───── Kutipan Teks ─────
Baiklah kita lanjut kembali, Mbah, sesuai dengan pertanyaanku, persoalan pengantar kesusastraan Sunda sudah cukup lengkap diringkas olehmu. Sekarang, kembali ke pertanyaan kedua. Bagaimana prosesi pengkaryaannya?

Ajip Rosidi: Ya. Memang, masih banyak sekali naskah-naskah kuna Sunda yang belum dijamah para peneliti. Tadi sampai mana? O, ya, sekarang kita bahas dahulu pemakaian huruf Sunda kuna. Sepengetahuan saya, berhentinya pemakaian huruf Sunda kuna kira-kira abda ke 18, kita tahu, sebab satu abad orang-orang Sunda memeluk agama Islam, yang mana kerajaan Sunda ditaklukkan oleh balatentara Islam dari Banten dan Cirebon pada tahun 1579, sedangkan agama Islam sudah mulai dipeluk orang Sunda bahkan lebih awal lagi. Dengan begitu, pemakaian huruf Arab menjadi populer dan naskah-naskah yang berasal mulai dari abad ke 19 banyak mempergunakan huruf tersebut di samping huruf Jawa (cacarakan).
───── Data yang Diberikan ─────
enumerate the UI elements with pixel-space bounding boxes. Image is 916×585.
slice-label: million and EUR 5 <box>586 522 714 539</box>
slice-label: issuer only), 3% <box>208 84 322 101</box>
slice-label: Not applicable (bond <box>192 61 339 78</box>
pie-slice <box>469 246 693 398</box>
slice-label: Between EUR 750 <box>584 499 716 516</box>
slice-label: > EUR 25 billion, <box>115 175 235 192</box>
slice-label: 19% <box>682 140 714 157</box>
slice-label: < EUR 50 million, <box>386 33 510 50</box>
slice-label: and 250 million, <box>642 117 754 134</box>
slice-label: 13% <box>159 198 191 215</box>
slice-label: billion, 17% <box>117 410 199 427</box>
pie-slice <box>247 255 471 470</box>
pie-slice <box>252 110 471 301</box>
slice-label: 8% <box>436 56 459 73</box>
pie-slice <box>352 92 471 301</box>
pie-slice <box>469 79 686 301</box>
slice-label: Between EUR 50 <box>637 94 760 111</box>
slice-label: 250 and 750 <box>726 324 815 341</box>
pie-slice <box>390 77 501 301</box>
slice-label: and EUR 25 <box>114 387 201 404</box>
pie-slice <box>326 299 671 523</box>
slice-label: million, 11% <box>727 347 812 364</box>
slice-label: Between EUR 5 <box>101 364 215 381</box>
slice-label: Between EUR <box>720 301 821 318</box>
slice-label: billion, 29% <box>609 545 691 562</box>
─────
■ Tujuan Latihan:
Sambung wawancara tentang sastra Sunda di atas, mulai tepat setelah kalimat terakhirnya.

■ Jawaban:
Pemakaian huruf cacarakan itu disebabkan karena pada perempat pertama abad ke 17, pasukan Mataram di bawah Sultan Agung menaklukkan kerajaan-kerajaan kecil yang pada waktu itu terdapat di Tanah Sunda dan dengan demikian berkesempatan meningkatkan pengaruhnya dalam berbagai bidang kehidupan orang Sunda. Meskipun penguasaan Mataram di Tanah Sunda itu tidaklah lama (pada tahun 1705 seluruh wilayah kekuasaan Mataram di Tanah Sunda sudah diserahkan seluruhnya kepada VOC sebagai imbalan atas “jasa” VOC dalam melakukan politik adu-domba di kalangan keraton Jawa), namun pengaruhnya dalam bidang bahasa dan kesusasteraan sangatlah besar. Banyak naskah yang ditulis oleh orang Sunda dalam bahasa Jawa, terutama yang menguraikan soal-soal agama.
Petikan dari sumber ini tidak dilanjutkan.